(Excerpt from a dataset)
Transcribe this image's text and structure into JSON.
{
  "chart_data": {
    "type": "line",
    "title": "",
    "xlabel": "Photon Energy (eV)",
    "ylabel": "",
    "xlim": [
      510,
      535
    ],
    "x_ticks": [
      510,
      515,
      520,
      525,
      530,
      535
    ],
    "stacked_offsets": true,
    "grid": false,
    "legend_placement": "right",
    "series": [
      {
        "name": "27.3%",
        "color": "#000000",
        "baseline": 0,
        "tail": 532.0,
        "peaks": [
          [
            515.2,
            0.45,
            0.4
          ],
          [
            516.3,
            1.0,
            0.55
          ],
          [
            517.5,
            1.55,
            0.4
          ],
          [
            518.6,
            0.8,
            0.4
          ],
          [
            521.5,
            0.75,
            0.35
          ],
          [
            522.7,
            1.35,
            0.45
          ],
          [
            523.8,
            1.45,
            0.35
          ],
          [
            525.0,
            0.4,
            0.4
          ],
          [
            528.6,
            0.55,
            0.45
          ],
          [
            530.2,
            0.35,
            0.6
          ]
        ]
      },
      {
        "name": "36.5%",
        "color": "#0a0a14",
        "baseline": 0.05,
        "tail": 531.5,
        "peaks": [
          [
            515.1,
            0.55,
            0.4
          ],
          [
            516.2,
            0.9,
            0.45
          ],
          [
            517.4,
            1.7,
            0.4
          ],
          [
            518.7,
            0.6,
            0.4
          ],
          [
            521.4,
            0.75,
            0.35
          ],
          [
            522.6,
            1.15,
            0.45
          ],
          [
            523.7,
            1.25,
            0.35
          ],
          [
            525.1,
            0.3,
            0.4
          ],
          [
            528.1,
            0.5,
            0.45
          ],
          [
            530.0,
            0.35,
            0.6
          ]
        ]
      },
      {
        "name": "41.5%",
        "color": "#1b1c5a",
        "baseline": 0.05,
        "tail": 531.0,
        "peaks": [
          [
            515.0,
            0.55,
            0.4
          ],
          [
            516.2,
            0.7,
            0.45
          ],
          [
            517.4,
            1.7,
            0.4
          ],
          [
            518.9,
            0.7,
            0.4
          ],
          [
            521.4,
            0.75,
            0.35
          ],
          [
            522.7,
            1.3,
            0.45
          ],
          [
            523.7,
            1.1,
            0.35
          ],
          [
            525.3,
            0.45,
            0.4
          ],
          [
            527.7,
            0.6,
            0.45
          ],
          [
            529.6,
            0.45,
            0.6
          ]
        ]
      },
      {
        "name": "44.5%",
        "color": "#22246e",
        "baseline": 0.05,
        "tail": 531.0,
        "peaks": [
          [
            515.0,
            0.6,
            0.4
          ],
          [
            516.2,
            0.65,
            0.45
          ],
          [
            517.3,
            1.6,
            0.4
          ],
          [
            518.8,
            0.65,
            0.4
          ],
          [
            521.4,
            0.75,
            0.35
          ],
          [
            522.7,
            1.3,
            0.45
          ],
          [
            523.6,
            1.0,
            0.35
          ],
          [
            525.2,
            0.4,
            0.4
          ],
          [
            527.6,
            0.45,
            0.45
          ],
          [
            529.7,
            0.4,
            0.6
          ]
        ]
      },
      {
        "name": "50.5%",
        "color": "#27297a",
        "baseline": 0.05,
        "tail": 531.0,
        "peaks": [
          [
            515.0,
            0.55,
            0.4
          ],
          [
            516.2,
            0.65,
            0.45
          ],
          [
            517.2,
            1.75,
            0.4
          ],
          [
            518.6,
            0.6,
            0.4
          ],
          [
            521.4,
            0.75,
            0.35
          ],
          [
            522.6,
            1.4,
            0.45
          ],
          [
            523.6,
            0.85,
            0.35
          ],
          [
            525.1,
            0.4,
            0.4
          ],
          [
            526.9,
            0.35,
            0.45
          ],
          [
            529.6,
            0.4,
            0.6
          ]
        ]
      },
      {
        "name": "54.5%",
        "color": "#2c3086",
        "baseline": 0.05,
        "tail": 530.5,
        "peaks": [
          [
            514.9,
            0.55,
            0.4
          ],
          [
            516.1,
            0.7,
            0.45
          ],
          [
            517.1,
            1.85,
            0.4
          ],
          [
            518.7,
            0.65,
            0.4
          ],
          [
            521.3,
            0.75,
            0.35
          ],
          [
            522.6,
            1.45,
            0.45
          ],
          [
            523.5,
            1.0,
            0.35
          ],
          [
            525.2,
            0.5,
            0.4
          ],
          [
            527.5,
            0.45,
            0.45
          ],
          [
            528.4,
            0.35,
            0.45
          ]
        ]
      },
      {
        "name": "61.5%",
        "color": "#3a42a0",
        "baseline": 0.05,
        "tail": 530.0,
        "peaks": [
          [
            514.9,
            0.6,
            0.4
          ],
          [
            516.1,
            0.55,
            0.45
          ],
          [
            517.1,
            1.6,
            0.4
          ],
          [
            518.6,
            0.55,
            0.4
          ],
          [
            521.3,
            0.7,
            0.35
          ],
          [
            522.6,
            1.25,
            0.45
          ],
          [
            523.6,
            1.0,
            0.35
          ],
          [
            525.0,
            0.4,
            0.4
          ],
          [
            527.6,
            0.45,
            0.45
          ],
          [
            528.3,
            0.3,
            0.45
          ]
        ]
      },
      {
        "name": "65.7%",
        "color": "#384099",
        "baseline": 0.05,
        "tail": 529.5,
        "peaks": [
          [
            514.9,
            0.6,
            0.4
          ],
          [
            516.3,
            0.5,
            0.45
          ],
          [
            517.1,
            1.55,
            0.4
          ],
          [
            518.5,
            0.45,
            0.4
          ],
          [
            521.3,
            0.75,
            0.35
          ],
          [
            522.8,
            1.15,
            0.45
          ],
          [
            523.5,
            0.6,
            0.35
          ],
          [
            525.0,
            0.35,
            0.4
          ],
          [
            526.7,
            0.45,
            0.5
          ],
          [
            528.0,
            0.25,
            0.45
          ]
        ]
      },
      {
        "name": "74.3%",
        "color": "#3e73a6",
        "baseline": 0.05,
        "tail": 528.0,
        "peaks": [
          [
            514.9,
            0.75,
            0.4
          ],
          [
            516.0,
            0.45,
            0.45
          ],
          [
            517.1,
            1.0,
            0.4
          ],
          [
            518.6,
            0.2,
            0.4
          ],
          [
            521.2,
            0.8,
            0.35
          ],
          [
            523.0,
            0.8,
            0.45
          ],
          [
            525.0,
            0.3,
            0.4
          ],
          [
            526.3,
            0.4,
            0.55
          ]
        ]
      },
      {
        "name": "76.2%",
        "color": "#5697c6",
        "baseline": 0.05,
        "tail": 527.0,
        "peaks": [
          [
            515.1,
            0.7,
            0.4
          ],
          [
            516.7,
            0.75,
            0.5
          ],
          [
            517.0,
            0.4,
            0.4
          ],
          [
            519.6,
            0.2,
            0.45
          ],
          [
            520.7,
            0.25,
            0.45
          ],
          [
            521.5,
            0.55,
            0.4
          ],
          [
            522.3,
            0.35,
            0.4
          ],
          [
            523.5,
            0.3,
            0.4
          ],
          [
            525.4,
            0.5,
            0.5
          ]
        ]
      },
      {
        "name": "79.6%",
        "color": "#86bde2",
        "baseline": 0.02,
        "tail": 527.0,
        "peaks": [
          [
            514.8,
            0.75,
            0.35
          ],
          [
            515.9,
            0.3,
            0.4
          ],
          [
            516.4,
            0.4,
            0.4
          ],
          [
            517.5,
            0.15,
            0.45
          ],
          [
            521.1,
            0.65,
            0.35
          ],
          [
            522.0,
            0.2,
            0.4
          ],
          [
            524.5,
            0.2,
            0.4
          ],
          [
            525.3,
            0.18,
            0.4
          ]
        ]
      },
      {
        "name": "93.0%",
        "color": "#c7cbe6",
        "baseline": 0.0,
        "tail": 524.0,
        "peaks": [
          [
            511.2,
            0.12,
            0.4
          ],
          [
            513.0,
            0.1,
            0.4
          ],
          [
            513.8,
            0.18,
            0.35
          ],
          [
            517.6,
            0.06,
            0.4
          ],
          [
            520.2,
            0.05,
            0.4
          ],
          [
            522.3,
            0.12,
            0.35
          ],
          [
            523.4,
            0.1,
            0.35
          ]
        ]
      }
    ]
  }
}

Given exercise: Filter out every line that lacks the word "tail", and copy the rest.

Solution to the problem:
        "tail": 532.0,
        "tail": 531.5,
        "tail": 531.0,
        "tail": 531.0,
        "tail": 531.0,
        "tail": 530.5,
        "tail": 530.0,
        "tail": 529.5,
        "tail": 528.0,
        "tail": 527.0,
        "tail": 527.0,
        "tail": 524.0,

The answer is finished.